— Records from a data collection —
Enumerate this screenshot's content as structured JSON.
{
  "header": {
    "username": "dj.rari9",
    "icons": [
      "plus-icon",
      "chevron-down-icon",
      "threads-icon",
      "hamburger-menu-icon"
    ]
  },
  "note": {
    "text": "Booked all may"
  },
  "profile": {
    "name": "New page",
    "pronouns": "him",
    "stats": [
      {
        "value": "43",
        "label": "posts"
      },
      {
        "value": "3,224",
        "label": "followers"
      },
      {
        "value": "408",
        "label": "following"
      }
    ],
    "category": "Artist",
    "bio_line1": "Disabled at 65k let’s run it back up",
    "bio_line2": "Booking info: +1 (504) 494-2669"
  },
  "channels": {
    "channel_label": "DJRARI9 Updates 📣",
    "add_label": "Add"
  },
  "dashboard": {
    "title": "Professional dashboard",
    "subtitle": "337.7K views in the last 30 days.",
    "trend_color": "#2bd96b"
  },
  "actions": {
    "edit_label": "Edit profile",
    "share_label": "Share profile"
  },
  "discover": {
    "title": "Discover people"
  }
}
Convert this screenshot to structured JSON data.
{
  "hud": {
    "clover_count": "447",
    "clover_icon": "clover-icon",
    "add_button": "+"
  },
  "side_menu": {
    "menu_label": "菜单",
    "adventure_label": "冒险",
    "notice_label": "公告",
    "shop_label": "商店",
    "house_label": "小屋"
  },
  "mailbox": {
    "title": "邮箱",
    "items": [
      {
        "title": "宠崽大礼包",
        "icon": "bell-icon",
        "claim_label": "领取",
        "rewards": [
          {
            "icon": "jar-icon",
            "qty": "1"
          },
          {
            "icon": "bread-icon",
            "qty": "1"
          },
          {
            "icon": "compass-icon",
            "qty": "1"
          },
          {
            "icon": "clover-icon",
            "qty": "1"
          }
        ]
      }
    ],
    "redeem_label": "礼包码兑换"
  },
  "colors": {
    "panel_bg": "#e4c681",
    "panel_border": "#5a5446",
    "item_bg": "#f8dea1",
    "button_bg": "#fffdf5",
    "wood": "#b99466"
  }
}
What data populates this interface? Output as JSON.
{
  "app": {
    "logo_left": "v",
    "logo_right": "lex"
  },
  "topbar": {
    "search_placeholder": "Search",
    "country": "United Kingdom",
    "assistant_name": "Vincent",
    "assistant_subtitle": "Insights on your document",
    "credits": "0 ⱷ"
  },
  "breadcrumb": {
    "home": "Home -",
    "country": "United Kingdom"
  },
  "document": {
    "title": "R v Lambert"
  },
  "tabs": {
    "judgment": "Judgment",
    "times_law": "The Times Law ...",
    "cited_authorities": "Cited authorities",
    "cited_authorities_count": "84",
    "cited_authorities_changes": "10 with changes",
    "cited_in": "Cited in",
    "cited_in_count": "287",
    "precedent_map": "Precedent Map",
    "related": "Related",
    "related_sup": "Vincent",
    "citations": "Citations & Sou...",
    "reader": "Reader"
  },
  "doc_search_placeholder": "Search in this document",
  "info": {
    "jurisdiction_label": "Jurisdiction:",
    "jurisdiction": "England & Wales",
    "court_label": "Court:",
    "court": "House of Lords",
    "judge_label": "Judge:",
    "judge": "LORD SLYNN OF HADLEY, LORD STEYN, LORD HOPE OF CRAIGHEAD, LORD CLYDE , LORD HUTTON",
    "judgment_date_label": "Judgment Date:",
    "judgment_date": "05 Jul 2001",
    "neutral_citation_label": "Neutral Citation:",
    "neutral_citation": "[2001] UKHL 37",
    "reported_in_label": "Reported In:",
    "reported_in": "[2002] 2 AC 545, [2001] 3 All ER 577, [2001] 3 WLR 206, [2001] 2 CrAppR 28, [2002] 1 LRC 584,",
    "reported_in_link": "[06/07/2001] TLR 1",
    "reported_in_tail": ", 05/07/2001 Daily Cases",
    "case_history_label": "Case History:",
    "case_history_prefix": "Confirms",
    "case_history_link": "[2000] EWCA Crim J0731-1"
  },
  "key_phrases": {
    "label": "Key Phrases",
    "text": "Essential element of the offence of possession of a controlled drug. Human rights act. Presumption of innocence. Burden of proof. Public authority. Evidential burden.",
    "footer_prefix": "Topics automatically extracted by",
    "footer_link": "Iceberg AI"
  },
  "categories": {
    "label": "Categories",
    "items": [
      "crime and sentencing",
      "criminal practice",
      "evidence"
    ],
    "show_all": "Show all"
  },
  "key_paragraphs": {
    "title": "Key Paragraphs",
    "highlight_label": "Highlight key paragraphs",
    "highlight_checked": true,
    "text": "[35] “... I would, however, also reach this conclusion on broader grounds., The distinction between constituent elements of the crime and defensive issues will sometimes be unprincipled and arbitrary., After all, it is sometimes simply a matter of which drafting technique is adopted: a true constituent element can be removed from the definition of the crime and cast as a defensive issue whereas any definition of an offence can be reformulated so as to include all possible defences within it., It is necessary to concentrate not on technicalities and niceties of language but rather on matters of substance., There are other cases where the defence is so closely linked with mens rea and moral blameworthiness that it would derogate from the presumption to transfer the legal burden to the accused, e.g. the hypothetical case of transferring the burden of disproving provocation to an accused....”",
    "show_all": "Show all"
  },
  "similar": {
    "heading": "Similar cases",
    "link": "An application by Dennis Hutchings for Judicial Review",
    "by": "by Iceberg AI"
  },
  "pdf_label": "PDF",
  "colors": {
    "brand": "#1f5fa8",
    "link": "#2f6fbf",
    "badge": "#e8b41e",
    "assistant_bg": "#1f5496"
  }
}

— WORK INSTRUCTIONS —
Reproduce all data above, unchanged.

— RESULT OF THIS TASK —
Enumerate this screenshot's content as structured JSON.
{
  "header": {
    "username": "dj.rari9",
    "icons": [
      "plus-icon",
      "chevron-down-icon",
      "threads-icon",
      "hamburger-menu-icon"
    ]
  },
  "note": {
    "text": "Booked all may"
  },
  "profile": {
    "name": "New page",
    "pronouns": "him",
    "stats": [
      {
        "value": "43",
        "label": "posts"
      },
      {
        "value": "3,224",
        "label": "followers"
      },
      {
        "value": "408",
        "label": "following"
      }
    ],
    "category": "Artist",
    "bio_line1": "Disabled at 65k let’s run it back up",
    "bio_line2": "Booking info: +1 (504) 494-2669"
  },
  "channels": {
    "channel_label": "DJRARI9 Updates 📣",
    "add_label": "Add"
  },
  "dashboard": {
    "title": "Professional dashboard",
    "subtitle": "337.7K views in the last 30 days.",
    "trend_color": "#2bd96b"
  },
  "actions": {
    "edit_label": "Edit profile",
    "share_label": "Share profile"
  },
  "discover": {
    "title": "Discover people"
  }
}
Convert this screenshot to structured JSON data.
{
  "hud": {
    "clover_count": "447",
    "clover_icon": "clover-icon",
    "add_button": "+"
  },
  "side_menu": {
    "menu_label": "菜单",
    "adventure_label": "冒险",
    "notice_label": "公告",
    "shop_label": "商店",
    "house_label": "小屋"
  },
  "mailbox": {
    "title": "邮箱",
    "items": [
      {
        "title": "宠崽大礼包",
        "icon": "bell-icon",
        "claim_label": "领取",
        "rewards": [
          {
            "icon": "jar-icon",
            "qty": "1"
          },
          {
            "icon": "bread-icon",
            "qty": "1"
          },
          {
            "icon": "compass-icon",
            "qty": "1"
          },
          {
            "icon": "clover-icon",
            "qty": "1"
          }
        ]
      }
    ],
    "redeem_label": "礼包码兑换"
  },
  "colors": {
    "panel_bg": "#e4c681",
    "panel_border": "#5a5446",
    "item_bg": "#f8dea1",
    "button_bg": "#fffdf5",
    "wood": "#b99466"
  }
}
What data populates this interface? Output as JSON.
{
  "app": {
    "logo_left": "v",
    "logo_right": "lex"
  },
  "topbar": {
    "search_placeholder": "Search",
    "country": "United Kingdom",
    "assistant_name": "Vincent",
    "assistant_subtitle": "Insights on your document",
    "credits": "0 ⱷ"
  },
  "breadcrumb": {
    "home": "Home -",
    "country": "United Kingdom"
  },
  "document": {
    "title": "R v Lambert"
  },
  "tabs": {
    "judgment": "Judgment",
    "times_law": "The Times Law ...",
    "cited_authorities": "Cited authorities",
    "cited_authorities_count": "84",
    "cited_authorities_changes": "10 with changes",
    "cited_in": "Cited in",
    "cited_in_count": "287",
    "precedent_map": "Precedent Map",
    "related": "Related",
    "related_sup": "Vincent",
    "citations": "Citations & Sou...",
    "reader": "Reader"
  },
  "doc_search_placeholder": "Search in this document",
  "info": {
    "jurisdiction_label": "Jurisdiction:",
    "jurisdiction": "England & Wales",
    "court_label": "Court:",
    "court": "House of Lords",
    "judge_label": "Judge:",
    "judge": "LORD SLYNN OF HADLEY, LORD STEYN, LORD HOPE OF CRAIGHEAD, LORD CLYDE , LORD HUTTON",
    "judgment_date_label": "Judgment Date:",
    "judgment_date": "05 Jul 2001",
    "neutral_citation_label": "Neutral Citation:",
    "neutral_citation": "[2001] UKHL 37",
    "reported_in_label": "Reported In:",
    "reported_in": "[2002] 2 AC 545, [2001] 3 All ER 577, [2001] 3 WLR 206, [2001] 2 CrAppR 28, [2002] 1 LRC 584,",
    "reported_in_link": "[06/07/2001] TLR 1",
    "reported_in_tail": ", 05/07/2001 Daily Cases",
    "case_history_label": "Case History:",
    "case_history_prefix": "Confirms",
    "case_history_link": "[2000] EWCA Crim J0731-1"
  },
  "key_phrases": {
    "label": "Key Phrases",
    "text": "Essential element of the offence of possession of a controlled drug. Human rights act. Presumption of innocence. Burden of proof. Public authority. Evidential burden.",
    "footer_prefix": "Topics automatically extracted by",
    "footer_link": "Iceberg AI"
  },
  "categories": {
    "label": "Categories",
    "items": [
      "crime and sentencing",
      "criminal practice",
      "evidence"
    ],
    "show_all": "Show all"
  },
  "key_paragraphs": {
    "title": "Key Paragraphs",
    "highlight_label": "Highlight key paragraphs",
    "highlight_checked": true,
    "text": "[35] “... I would, however, also reach this conclusion on broader grounds., The distinction between constituent elements of the crime and defensive issues will sometimes be unprincipled and arbitrary., After all, it is sometimes simply a matter of which drafting technique is adopted: a true constituent element can be removed from the definition of the crime and cast as a defensive issue whereas any definition of an offence can be reformulated so as to include all possible defences within it., It is necessary to concentrate not on technicalities and niceties of language but rather on matters of substance., There are other cases where the defence is so closely linked with mens rea and moral blameworthiness that it would derogate from the presumption to transfer the legal burden to the accused, e.g. the hypothetical case of transferring the burden of disproving provocation to an accused....”",
    "show_all": "Show all"
  },
  "similar": {
    "heading": "Similar cases",
    "link": "An application by Dennis Hutchings for Judicial Review",
    "by": "by Iceberg AI"
  },
  "pdf_label": "PDF",
  "colors": {
    "brand": "#1f5fa8",
    "link": "#2f6fbf",
    "badge": "#e8b41e",
    "assistant_bg": "#1f5496"
  }
}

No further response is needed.